Many types of properties and services used in the operation of a business are not directly used in the making of supplies. These may be referred to as “indirect inputs”. Examples include items of overhead and inputs used in the operation of “support” functions of a business such as a personnel department or an internal audit department. The personnel, management, administrative and other support functions of a business are part of what is involved in the making of supplies since these functions are undertaken in order for the business to achieve the ultimate end or purpose of making supplies.  . . .

New section 141.01 is added only to reinforce this concept that the ultimate purpose of making supplies of some kind involves all aspects of the business. The section, in effect, requires an attribution of all costs to the making of supplies. . . .

[Emphasis added]

[109]   Subsection 141.01(3) contains identical rules, except that it applies to the actual consumption or use of the property or service rather than the intended consumption or use of the property or service on its acquisition. This subsection is relevant when applying provisions of the GST Act that look at the actual use or consumption of property or a service in a specific period, such as the section 206 change-in-use rules.

[110]   The second input tax credit rule that is relevant for the purposes of these appeals is subsection 141.01(5). Paragraph 141.01(5)(a) provides, in part, that the method used by a person in a fiscal year to determine the extent to which property or services are acquired by the person for the purpose of making taxable supplies for consideration or for other purposes must be fair and reasonable and is to be used consistently by the person throughout the year.

[111]   Paragraph 141.01(5)(b) provides an identical rule for actual consumption or use of the property or service. It provides, in part, that the method used by a person to determine the extent to which the consumption or use of property or services is for the purpose of making taxable supplies for consideration or for other purposes must be fair and reasonable and is to be used consistently by the person throughout the year.

[112]   The issue of what is fair and reasonable was recently addressed by my colleague Justice Owen in Sun Life Assurance Company of Canada v. The Queen.[63] He stated the following with respect to the method proposed by the Appellant, the Sun Life Assurance Company:

[37]  The definition of the word “reasonable” in the Oxford English Dictionary (Second Edition) that is in my view most appropriate is A.2.a: “Having sound judgement; sensible, sane. . . . Also, not asking for too much.” The use of the word “raisonnables” in the French version of the provision supports this interpretation.

[38]  The use of a reasonableness requirement in tax legislation has been considered in other contexts. In Bailey v. M.N.R., [1989] T.C.J. No. 602 (QL), 89 DTC 416, the Court stated (at page 420):

What is “reasonable” is not the subjective view of either the respondent or appellant but the view of an objective observer with a knowledge of all the pertinent facts: Canadian Propane Gas & Oil Limited v. M.N.R., 73 DTC 5019 per Cattanach J. at 5028.

[39]  In Maege v. The Queen, 2006 TCC 117, the Court adopted the general approach to determining reasonableness set out in Tsiantoulas v. Canada, [1994] T.C.J. No. 984 (QL), where the Court stated at paragraph 11:

Reasonableness is a question of fact and requires the application of a measure of judgement and common sense.

Data listing:
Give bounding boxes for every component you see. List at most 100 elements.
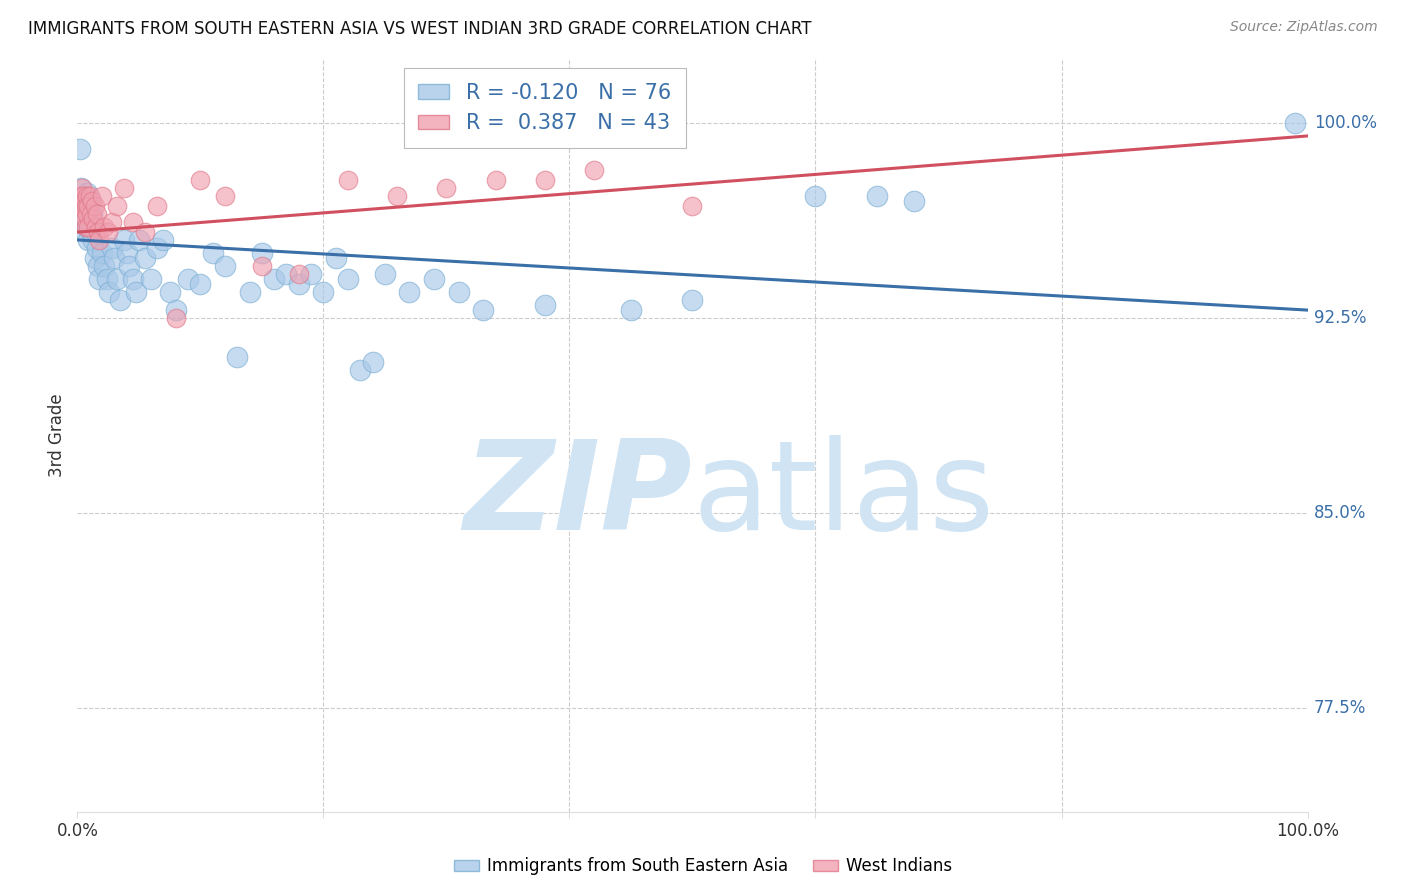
Text: 85.0%: 85.0%	[1313, 504, 1367, 522]
Point	[141, 272, 163, 286]
Point	[72, 207, 94, 221]
Point	[79, 194, 101, 208]
Point	[374, 267, 396, 281]
Point	[82, 194, 104, 208]
Point	[70, 181, 93, 195]
Point	[165, 303, 187, 318]
Point	[72, 188, 94, 202]
Point	[87, 225, 110, 239]
Point	[472, 303, 495, 318]
Point	[79, 188, 101, 202]
Point	[534, 173, 557, 187]
Point	[125, 285, 148, 299]
Point	[73, 212, 96, 227]
Point	[73, 207, 96, 221]
Point	[87, 259, 110, 273]
Point	[84, 225, 107, 239]
Point	[134, 225, 156, 239]
Point	[112, 233, 135, 247]
Point	[128, 233, 150, 247]
Point	[70, 199, 93, 213]
Point	[804, 188, 827, 202]
Text: 92.5%: 92.5%	[1313, 309, 1367, 326]
Point	[214, 259, 236, 273]
Point	[146, 241, 169, 255]
Point	[201, 246, 224, 260]
Point	[112, 181, 135, 195]
Point	[682, 199, 704, 213]
Point	[82, 212, 104, 227]
Point	[83, 199, 105, 213]
Point	[69, 142, 91, 156]
Point	[214, 188, 236, 202]
Point	[77, 219, 100, 234]
Point	[115, 246, 138, 260]
Point	[75, 212, 97, 227]
Legend: Immigrants from South Eastern Asia, West Indians: Immigrants from South Eastern Asia, West…	[447, 851, 959, 882]
Point	[76, 186, 98, 201]
Text: ZIP: ZIP	[464, 434, 693, 556]
Point	[361, 355, 384, 369]
Point	[82, 233, 104, 247]
Y-axis label: 3rd Grade: 3rd Grade	[48, 393, 66, 476]
Point	[447, 285, 470, 299]
Point	[263, 272, 285, 286]
Point	[89, 233, 111, 247]
Legend: R = -0.120   N = 76, R =  0.387   N = 43: R = -0.120 N = 76, R = 0.387 N = 43	[404, 69, 686, 148]
Point	[69, 188, 91, 202]
Point	[82, 207, 104, 221]
Point	[103, 251, 125, 265]
Point	[72, 188, 94, 202]
Point	[423, 272, 446, 286]
Point	[79, 207, 101, 221]
Point	[276, 267, 298, 281]
Point	[76, 207, 98, 221]
Point	[337, 272, 360, 286]
Point	[73, 194, 96, 208]
Point	[583, 162, 606, 177]
Point	[682, 293, 704, 307]
Point	[75, 225, 97, 239]
Point	[436, 181, 458, 195]
Point	[75, 199, 97, 213]
Point	[80, 207, 103, 221]
Point	[1284, 116, 1306, 130]
Point	[80, 225, 103, 239]
Point	[239, 285, 262, 299]
Point	[75, 219, 97, 234]
Point	[165, 310, 187, 325]
Point	[159, 285, 181, 299]
Point	[349, 363, 371, 377]
Point	[620, 303, 643, 318]
Point	[86, 207, 108, 221]
Point	[75, 199, 97, 213]
Point	[146, 199, 169, 213]
Point	[93, 259, 115, 273]
Point	[152, 233, 174, 247]
Text: IMMIGRANTS FROM SOUTH EASTERN ASIA VS WEST INDIAN 3RD GRADE CORRELATION CHART: IMMIGRANTS FROM SOUTH EASTERN ASIA VS WE…	[28, 20, 811, 37]
Point	[903, 194, 925, 208]
Point	[86, 241, 108, 255]
Text: 100.0%: 100.0%	[1313, 114, 1376, 132]
Point	[299, 267, 322, 281]
Text: Source: ZipAtlas.com: Source: ZipAtlas.com	[1230, 20, 1378, 34]
Point	[96, 272, 118, 286]
Point	[72, 202, 94, 216]
Point	[70, 199, 93, 213]
Point	[77, 233, 100, 247]
Point	[76, 219, 98, 234]
Point	[288, 277, 311, 291]
Point	[70, 207, 93, 221]
Point	[385, 188, 409, 202]
Text: 77.5%: 77.5%	[1313, 698, 1367, 717]
Point	[77, 199, 100, 213]
Point	[226, 350, 249, 364]
Point	[83, 251, 105, 265]
Point	[534, 298, 557, 312]
Point	[72, 215, 94, 229]
Point	[188, 277, 212, 291]
Point	[90, 246, 114, 260]
Point	[70, 181, 93, 195]
Point	[101, 215, 124, 229]
Point	[70, 194, 93, 208]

Required task: Can you write out, word for word, the stretch of the input tax credit passage from "[Emphasis added]" through "section 206 change-in-use rules."?

Answer to the exercise:
[Emphasis added]

[109]   Subsection 141.01(3) contains identical rules, except that it applies to the actual consumption or use of the property or service rather than the intended consumption or use of the property or service on its acquisition. This subsection is relevant when applying provisions of the GST Act that look at the actual use or consumption of property or a service in a specific period, such as the section 206 change-in-use rules.